▸ **Extracted records**:
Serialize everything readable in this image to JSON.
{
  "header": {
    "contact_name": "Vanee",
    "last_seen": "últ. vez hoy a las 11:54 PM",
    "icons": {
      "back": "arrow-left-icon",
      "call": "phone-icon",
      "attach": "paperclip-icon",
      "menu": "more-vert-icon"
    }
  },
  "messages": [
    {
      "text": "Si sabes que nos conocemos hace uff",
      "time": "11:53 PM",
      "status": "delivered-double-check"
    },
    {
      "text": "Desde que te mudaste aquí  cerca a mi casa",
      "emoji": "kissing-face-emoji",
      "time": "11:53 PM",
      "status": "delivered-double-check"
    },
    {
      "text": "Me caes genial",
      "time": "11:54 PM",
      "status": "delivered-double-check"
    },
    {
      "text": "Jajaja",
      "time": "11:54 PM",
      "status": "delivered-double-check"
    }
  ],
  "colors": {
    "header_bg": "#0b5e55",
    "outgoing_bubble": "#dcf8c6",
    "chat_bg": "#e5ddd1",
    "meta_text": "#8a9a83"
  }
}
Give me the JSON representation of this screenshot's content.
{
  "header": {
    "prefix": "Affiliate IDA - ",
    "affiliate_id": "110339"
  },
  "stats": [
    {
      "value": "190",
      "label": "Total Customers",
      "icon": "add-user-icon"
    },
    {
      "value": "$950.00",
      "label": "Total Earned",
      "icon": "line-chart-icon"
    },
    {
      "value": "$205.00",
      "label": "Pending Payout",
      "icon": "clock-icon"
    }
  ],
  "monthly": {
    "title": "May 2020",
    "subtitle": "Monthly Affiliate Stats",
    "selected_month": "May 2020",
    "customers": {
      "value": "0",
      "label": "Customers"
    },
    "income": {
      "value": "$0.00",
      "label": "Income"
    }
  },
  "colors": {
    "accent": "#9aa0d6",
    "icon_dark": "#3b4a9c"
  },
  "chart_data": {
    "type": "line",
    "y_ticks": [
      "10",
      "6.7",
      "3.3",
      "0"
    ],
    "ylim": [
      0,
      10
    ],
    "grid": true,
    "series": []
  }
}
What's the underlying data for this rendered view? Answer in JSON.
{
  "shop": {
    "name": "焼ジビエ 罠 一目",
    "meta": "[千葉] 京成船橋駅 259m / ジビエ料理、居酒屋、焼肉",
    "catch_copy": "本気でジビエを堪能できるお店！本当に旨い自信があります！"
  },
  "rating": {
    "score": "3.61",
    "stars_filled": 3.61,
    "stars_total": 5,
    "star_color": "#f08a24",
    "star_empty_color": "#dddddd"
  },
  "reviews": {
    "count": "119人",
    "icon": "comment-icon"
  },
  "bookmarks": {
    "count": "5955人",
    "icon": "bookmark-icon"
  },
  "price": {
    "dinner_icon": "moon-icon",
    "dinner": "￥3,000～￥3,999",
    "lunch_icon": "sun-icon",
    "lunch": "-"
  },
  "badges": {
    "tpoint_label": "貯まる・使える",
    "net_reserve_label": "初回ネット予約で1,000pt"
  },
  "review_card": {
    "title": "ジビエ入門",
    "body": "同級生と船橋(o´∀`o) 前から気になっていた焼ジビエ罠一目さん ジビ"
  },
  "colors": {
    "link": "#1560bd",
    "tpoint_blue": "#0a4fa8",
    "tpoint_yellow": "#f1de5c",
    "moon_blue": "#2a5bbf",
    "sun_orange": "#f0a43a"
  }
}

▸ **Requirement**: Retype the whole listing above exactly.

▸ **Exercise response**:
Serialize everything readable in this image to JSON.
{
  "header": {
    "contact_name": "Vanee",
    "last_seen": "últ. vez hoy a las 11:54 PM",
    "icons": {
      "back": "arrow-left-icon",
      "call": "phone-icon",
      "attach": "paperclip-icon",
      "menu": "more-vert-icon"
    }
  },
  "messages": [
    {
      "text": "Si sabes que nos conocemos hace uff",
      "time": "11:53 PM",
      "status": "delivered-double-check"
    },
    {
      "text": "Desde que te mudaste aquí  cerca a mi casa",
      "emoji": "kissing-face-emoji",
      "time": "11:53 PM",
      "status": "delivered-double-check"
    },
    {
      "text": "Me caes genial",
      "time": "11:54 PM",
      "status": "delivered-double-check"
    },
    {
      "text": "Jajaja",
      "time": "11:54 PM",
      "status": "delivered-double-check"
    }
  ],
  "colors": {
    "header_bg": "#0b5e55",
    "outgoing_bubble": "#dcf8c6",
    "chat_bg": "#e5ddd1",
    "meta_text": "#8a9a83"
  }
}
Give me the JSON representation of this screenshot's content.
{
  "header": {
    "prefix": "Affiliate IDA - ",
    "affiliate_id": "110339"
  },
  "stats": [
    {
      "value": "190",
      "label": "Total Customers",
      "icon": "add-user-icon"
    },
    {
      "value": "$950.00",
      "label": "Total Earned",
      "icon": "line-chart-icon"
    },
    {
      "value": "$205.00",
      "label": "Pending Payout",
      "icon": "clock-icon"
    }
  ],
  "monthly": {
    "title": "May 2020",
    "subtitle": "Monthly Affiliate Stats",
    "selected_month": "May 2020",
    "customers": {
      "value": "0",
      "label": "Customers"
    },
    "income": {
      "value": "$0.00",
      "label": "Income"
    }
  },
  "colors": {
    "accent": "#9aa0d6",
    "icon_dark": "#3b4a9c"
  },
  "chart_data": {
    "type": "line",
    "y_ticks": [
      "10",
      "6.7",
      "3.3",
      "0"
    ],
    "ylim": [
      0,
      10
    ],
    "grid": true,
    "series": []
  }
}
What's the underlying data for this rendered view? Answer in JSON.
{
  "shop": {
    "name": "焼ジビエ 罠 一目",
    "meta": "[千葉] 京成船橋駅 259m / ジビエ料理、居酒屋、焼肉",
    "catch_copy": "本気でジビエを堪能できるお店！本当に旨い自信があります！"
  },
  "rating": {
    "score": "3.61",
    "stars_filled": 3.61,
    "stars_total": 5,
    "star_color": "#f08a24",
    "star_empty_color": "#dddddd"
  },
  "reviews": {
    "count": "119人",
    "icon": "comment-icon"
  },
  "bookmarks": {
    "count": "5955人",
    "icon": "bookmark-icon"
  },
  "price": {
    "dinner_icon": "moon-icon",
    "dinner": "￥3,000～￥3,999",
    "lunch_icon": "sun-icon",
    "lunch": "-"
  },
  "badges": {
    "tpoint_label": "貯まる・使える",
    "net_reserve_label": "初回ネット予約で1,000pt"
  },
  "review_card": {
    "title": "ジビエ入門",
    "body": "同級生と船橋(o´∀`o) 前から気になっていた焼ジビエ罠一目さん ジビ"
  },
  "colors": {
    "link": "#1560bd",
    "tpoint_blue": "#0a4fa8",
    "tpoint_yellow": "#f1de5c",
    "moon_blue": "#2a5bbf",
    "sun_orange": "#f0a43a"
  }
}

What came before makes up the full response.